Your instructions: Please transcribe the records precisely; pictures stay out of your copy.

Begin Stored records

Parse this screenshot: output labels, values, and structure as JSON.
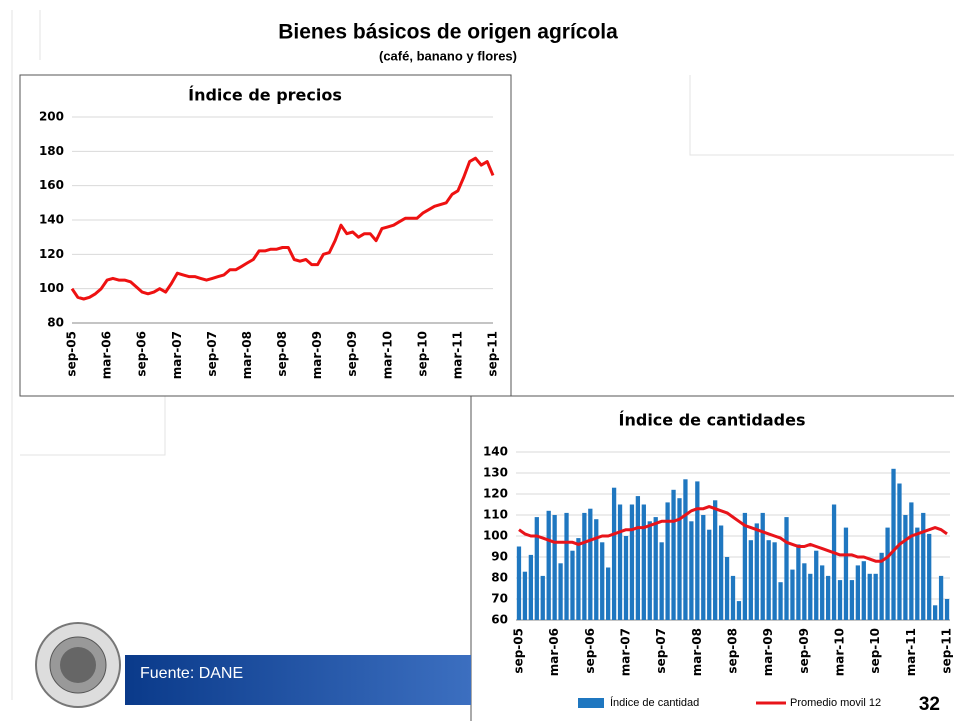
{
  "title": "Bienes básicos de origen agrícola",
  "subtitle": "(café, banano y flores)",
  "source": "Fuente: DANE",
  "page_number": "32",
  "chart_data": [
    {
      "type": "line",
      "title": "Índice de precios",
      "categories": [
        "sep-05",
        null,
        null,
        null,
        null,
        null,
        "mar-06",
        null,
        null,
        null,
        null,
        null,
        "sep-06",
        null,
        null,
        null,
        null,
        null,
        "mar-07",
        null,
        null,
        null,
        null,
        null,
        "sep-07",
        null,
        null,
        null,
        null,
        null,
        "mar-08",
        null,
        null,
        null,
        null,
        null,
        "sep-08",
        null,
        null,
        null,
        null,
        null,
        "mar-09",
        null,
        null,
        null,
        null,
        null,
        "sep-09",
        null,
        null,
        null,
        null,
        null,
        "mar-10",
        null,
        null,
        null,
        null,
        null,
        "sep-10",
        null,
        null,
        null,
        null,
        null,
        "mar-11",
        null,
        null,
        null,
        null,
        null,
        "sep-11"
      ],
      "values": [
        100,
        95,
        94,
        95,
        97,
        100,
        105,
        106,
        105,
        105,
        104,
        101,
        98,
        97,
        98,
        100,
        98,
        103,
        109,
        108,
        107,
        107,
        106,
        105,
        106,
        107,
        108,
        111,
        111,
        113,
        115,
        117,
        122,
        122,
        123,
        123,
        124,
        124,
        117,
        116,
        117,
        114,
        114,
        120,
        121,
        128,
        137,
        132,
        133,
        130,
        132,
        132,
        128,
        135,
        136,
        137,
        139,
        141,
        141,
        141,
        144,
        146,
        148,
        149,
        150,
        155,
        157,
        165,
        174,
        176,
        172,
        174,
        166
      ],
      "color": "#ee1111",
      "ylim": [
        80,
        200
      ],
      "yticks": [
        80,
        100,
        120,
        140,
        160,
        180,
        200
      ],
      "grid": true
    },
    {
      "type": "bar_line",
      "title": "Índice de cantidades",
      "categories": [
        "sep-05",
        null,
        null,
        null,
        null,
        null,
        "mar-06",
        null,
        null,
        null,
        null,
        null,
        "sep-06",
        null,
        null,
        null,
        null,
        null,
        "mar-07",
        null,
        null,
        null,
        null,
        null,
        "sep-07",
        null,
        null,
        null,
        null,
        null,
        "mar-08",
        null,
        null,
        null,
        null,
        null,
        "sep-08",
        null,
        null,
        null,
        null,
        null,
        "mar-09",
        null,
        null,
        null,
        null,
        null,
        "sep-09",
        null,
        null,
        null,
        null,
        null,
        "mar-10",
        null,
        null,
        null,
        null,
        null,
        "sep-10",
        null,
        null,
        null,
        null,
        null,
        "mar-11",
        null,
        null,
        null,
        null,
        null,
        "sep-11"
      ],
      "series": [
        {
          "name": "Índice de cantidad",
          "color": "#1f77c0",
          "type": "bar",
          "values": [
            95,
            83,
            91,
            109,
            81,
            112,
            110,
            87,
            111,
            93,
            99,
            111,
            113,
            108,
            97,
            85,
            123,
            115,
            100,
            115,
            119,
            115,
            107,
            109,
            97,
            116,
            122,
            118,
            127,
            107,
            126,
            110,
            103,
            117,
            105,
            90,
            81,
            69,
            111,
            98,
            106,
            111,
            98,
            97,
            78,
            109,
            84,
            96,
            87,
            82,
            93,
            86,
            81,
            115,
            79,
            104,
            79,
            86,
            88,
            82,
            82,
            92,
            104,
            132,
            125,
            110,
            116,
            104,
            111,
            101,
            67,
            81,
            70
          ]
        },
        {
          "name": "Promedio movil 12",
          "color": "#e8141a",
          "type": "line",
          "values": [
            103,
            101,
            100,
            100,
            99,
            98,
            97,
            97,
            97,
            97,
            96,
            97,
            98,
            99,
            100,
            100,
            101,
            102,
            103,
            103,
            104,
            104,
            105,
            106,
            107,
            107,
            107,
            108,
            110,
            112,
            113,
            113,
            114,
            113,
            112,
            111,
            109,
            107,
            105,
            104,
            103,
            102,
            101,
            100,
            99,
            97,
            96,
            95,
            95,
            96,
            95,
            94,
            93,
            92,
            91,
            91,
            91,
            90,
            90,
            89,
            88,
            88,
            90,
            93,
            96,
            98,
            100,
            101,
            102,
            103,
            104,
            103,
            101
          ]
        }
      ],
      "ylim": [
        60,
        140
      ],
      "yticks": [
        60,
        70,
        80,
        90,
        100,
        110,
        120,
        130,
        140
      ],
      "grid": true,
      "legend": "bottom"
    }
  ]
}
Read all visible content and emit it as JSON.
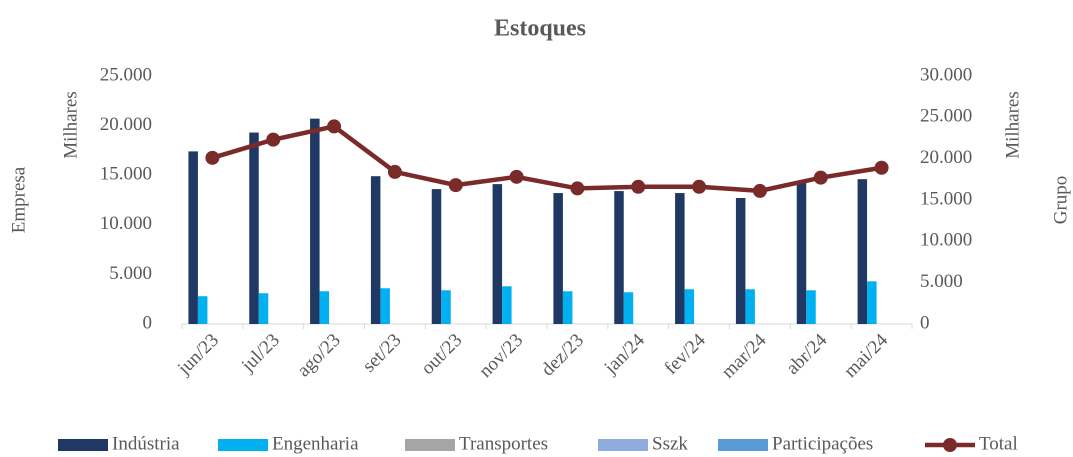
{
  "chart_data": {
    "type": "bar",
    "title": "Estoques",
    "y_label": "Empresa",
    "y_unit": "Milhares",
    "y2_label": "Grupo",
    "y2_unit": "Milhares",
    "categories": [
      "jun/23",
      "jul/23",
      "ago/23",
      "set/23",
      "out/23",
      "nov/23",
      "dez/23",
      "jan/24",
      "fev/24",
      "mar/24",
      "abr/24",
      "mai/24"
    ],
    "series": [
      {
        "name": "Indústria",
        "color": "#1f3864",
        "values": [
          17400,
          19300,
          20700,
          14900,
          13600,
          14100,
          13200,
          13400,
          13200,
          12700,
          14300,
          14600
        ]
      },
      {
        "name": "Engenharia",
        "color": "#00b0f0",
        "values": [
          2800,
          3100,
          3300,
          3600,
          3400,
          3800,
          3300,
          3200,
          3500,
          3500,
          3400,
          4300
        ]
      },
      {
        "name": "Transportes",
        "color": "#a5a5a5",
        "values": [
          0,
          0,
          0,
          0,
          0,
          0,
          0,
          0,
          0,
          0,
          0,
          0
        ]
      },
      {
        "name": "Sszk",
        "color": "#8faadc",
        "values": [
          0,
          0,
          0,
          0,
          0,
          0,
          0,
          0,
          0,
          0,
          0,
          0
        ]
      },
      {
        "name": "Participações",
        "color": "#5b9bd5",
        "values": [
          0,
          0,
          0,
          0,
          0,
          0,
          0,
          0,
          0,
          0,
          0,
          0
        ]
      },
      {
        "name": "Total",
        "color": "#7b2a2a",
        "type": "line",
        "axis": "y2",
        "values": [
          20100,
          22300,
          23900,
          18400,
          16800,
          17800,
          16400,
          16600,
          16600,
          16100,
          17700,
          18900
        ]
      }
    ],
    "ylim": [
      0,
      25000
    ],
    "yticks": [
      0,
      {
        "value": 5000,
        "label": "5.000"
      },
      {
        "value": 10000,
        "label": "10.000"
      },
      {
        "value": 15000,
        "label": "15.000"
      },
      {
        "value": 20000,
        "label": "20.000"
      },
      {
        "value": 25000,
        "label": "25.000"
      }
    ],
    "y2lim": [
      0,
      30000
    ],
    "y2ticks": [
      0,
      {
        "value": 5000,
        "label": "5.000"
      },
      {
        "value": 10000,
        "label": "10.000"
      },
      {
        "value": 15000,
        "label": "15.000"
      },
      {
        "value": 20000,
        "label": "20.000"
      },
      {
        "value": 25000,
        "label": "25.000"
      },
      {
        "value": 30000,
        "label": "30.000"
      }
    ],
    "grid": false,
    "legend": "bottom"
  }
}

End Stored records

Completed exercise:
Parse this screenshot: output labels, values, and structure as JSON.
{
  "title": "Bienes básicos de origen agrícola",
  "subtitle": "(café, banano y flores)",
  "source": "Fuente: DANE",
  "page_number": "32",
  "chart_data": [
    {
      "type": "line",
      "title": "Índice de precios",
      "categories": [
        "sep-05",
        null,
        null,
        null,
        null,
        null,
        "mar-06",
        null,
        null,
        null,
        null,
        null,
        "sep-06",
        null,
        null,
        null,
        null,
        null,
        "mar-07",
        null,
        null,
        null,
        null,
        null,
        "sep-07",
        null,
        null,
        null,
        null,
        null,
        "mar-08",
        null,
        null,
        null,
        null,
        null,
        "sep-08",
        null,
        null,
        null,
        null,
        null,
        "mar-09",
        null,
        null,
        null,
        null,
        null,
        "sep-09",
        null,
        null,
        null,
        null,
        null,
        "mar-10",
        null,
        null,
        null,
        null,
        null,
        "sep-10",
        null,
        null,
        null,
        null,
        null,
        "mar-11",
        null,
        null,
        null,
        null,
        null,
        "sep-11"
      ],
      "values": [
        100,
        95,
        94,
        95,
        97,
        100,
        105,
        106,
        105,
        105,
        104,
        101,
        98,
        97,
        98,
        100,
        98,
        103,
        109,
        108,
        107,
        107,
        106,
        105,
        106,
        107,
        108,
        111,
        111,
        113,
        115,
        117,
        122,
        122,
        123,
        123,
        124,
        124,
        117,
        116,
        117,
        114,
        114,
        120,
        121,
        128,
        137,
        132,
        133,
        130,
        132,
        132,
        128,
        135,
        136,
        137,
        139,
        141,
        141,
        141,
        144,
        146,
        148,
        149,
        150,
        155,
        157,
        165,
        174,
        176,
        172,
        174,
        166
      ],
      "color": "#ee1111",
      "ylim": [
        80,
        200
      ],
      "yticks": [
        80,
        100,
        120,
        140,
        160,
        180,
        200
      ],
      "grid": true
    },
    {
      "type": "bar_line",
      "title": "Índice de cantidades",
      "categories": [
        "sep-05",
        null,
        null,
        null,
        null,
        null,
        "mar-06",
        null,
        null,
        null,
        null,
        null,
        "sep-06",
        null,
        null,
        null,
        null,
        null,
        "mar-07",
        null,
        null,
        null,
        null,
        null,
        "sep-07",
        null,
        null,
        null,
        null,
        null,
        "mar-08",
        null,
        null,
        null,
        null,
        null,
        "sep-08",
        null,
        null,
        null,
        null,
        null,
        "mar-09",
        null,
        null,
        null,
        null,
        null,
        "sep-09",
        null,
        null,
        null,
        null,
        null,
        "mar-10",
        null,
        null,
        null,
        null,
        null,
        "sep-10",
        null,
        null,
        null,
        null,
        null,
        "mar-11",
        null,
        null,
        null,
        null,
        null,
        "sep-11"
      ],
      "series": [
        {
          "name": "Índice de cantidad",
          "color": "#1f77c0",
          "type": "bar",
          "values": [
            95,
            83,
            91,
            109,
            81,
            112,
            110,
            87,
            111,
            93,
            99,
            111,
            113,
            108,
            97,
            85,
            123,
            115,
            100,
            115,
            119,
            115,
            107,
            109,
            97,
            116,
            122,
            118,
            127,
            107,
            126,
            110,
            103,
            117,
            105,
            90,
            81,
            69,
            111,
            98,
            106,
            111,
            98,
            97,
            78,
            109,
            84,
            96,
            87,
            82,
            93,
            86,
            81,
            115,
            79,
            104,
            79,
            86,
            88,
            82,
            82,
            92,
            104,
            132,
            125,
            110,
            116,
            104,
            111,
            101,
            67,
            81,
            70
          ]
        },
        {
          "name": "Promedio movil 12",
          "color": "#e8141a",
          "type": "line",
          "values": [
            103,
            101,
            100,
            100,
            99,
            98,
            97,
            97,
            97,
            97,
            96,
            97,
            98,
            99,
            100,
            100,
            101,
            102,
            103,
            103,
            104,
            104,
            105,
            106,
            107,
            107,
            107,
            108,
            110,
            112,
            113,
            113,
            114,
            113,
            112,
            111,
            109,
            107,
            105,
            104,
            103,
            102,
            101,
            100,
            99,
            97,
            96,
            95,
            95,
            96,
            95,
            94,
            93,
            92,
            91,
            91,
            91,
            90,
            90,
            89,
            88,
            88,
            90,
            93,
            96,
            98,
            100,
            101,
            102,
            103,
            104,
            103,
            101
          ]
        }
      ],
      "ylim": [
        60,
        140
      ],
      "yticks": [
        60,
        70,
        80,
        90,
        100,
        110,
        120,
        130,
        140
      ],
      "grid": true,
      "legend": "bottom"
    }
  ]
}
Read all visible content and emit it as JSON.
{
  "chart_data": {
    "type": "bar",
    "title": "Estoques",
    "y_label": "Empresa",
    "y_unit": "Milhares",
    "y2_label": "Grupo",
    "y2_unit": "Milhares",
    "categories": [
      "jun/23",
      "jul/23",
      "ago/23",
      "set/23",
      "out/23",
      "nov/23",
      "dez/23",
      "jan/24",
      "fev/24",
      "mar/24",
      "abr/24",
      "mai/24"
    ],
    "series": [
      {
        "name": "Indústria",
        "color": "#1f3864",
        "values": [
          17400,
          19300,
          20700,
          14900,
          13600,
          14100,
          13200,
          13400,
          13200,
          12700,
          14300,
          14600
        ]
      },
      {
        "name": "Engenharia",
        "color": "#00b0f0",
        "values": [
          2800,
          3100,
          3300,
          3600,
          3400,
          3800,
          3300,
          3200,
          3500,
          3500,
          3400,
          4300
        ]
      },
      {
        "name": "Transportes",
        "color": "#a5a5a5",
        "values": [
          0,
          0,
          0,
          0,
          0,
          0,
          0,
          0,
          0,
          0,
          0,
          0
        ]
      },
      {
        "name": "Sszk",
        "color": "#8faadc",
        "values": [
          0,
          0,
          0,
          0,
          0,
          0,
          0,
          0,
          0,
          0,
          0,
          0
        ]
      },
      {
        "name": "Participações",
        "color": "#5b9bd5",
        "values": [
          0,
          0,
          0,
          0,
          0,
          0,
          0,
          0,
          0,
          0,
          0,
          0
        ]
      },
      {
        "name": "Total",
        "color": "#7b2a2a",
        "type": "line",
        "axis": "y2",
        "values": [
          20100,
          22300,
          23900,
          18400,
          16800,
          17800,
          16400,
          16600,
          16600,
          16100,
          17700,
          18900
        ]
      }
    ],
    "ylim": [
      0,
      25000
    ],
    "yticks": [
      0,
      {
        "value": 5000,
        "label": "5.000"
      },
      {
        "value": 10000,
        "label": "10.000"
      },
      {
        "value": 15000,
        "label": "15.000"
      },
      {
        "value": 20000,
        "label": "20.000"
      },
      {
        "value": 25000,
        "label": "25.000"
      }
    ],
    "y2lim": [
      0,
      30000
    ],
    "y2ticks": [
      0,
      {
        "value": 5000,
        "label": "5.000"
      },
      {
        "value": 10000,
        "label": "10.000"
      },
      {
        "value": 15000,
        "label": "15.000"
      },
      {
        "value": 20000,
        "label": "20.000"
      },
      {
        "value": 25000,
        "label": "25.000"
      },
      {
        "value": 30000,
        "label": "30.000"
      }
    ],
    "grid": false,
    "legend": "bottom"
  }
}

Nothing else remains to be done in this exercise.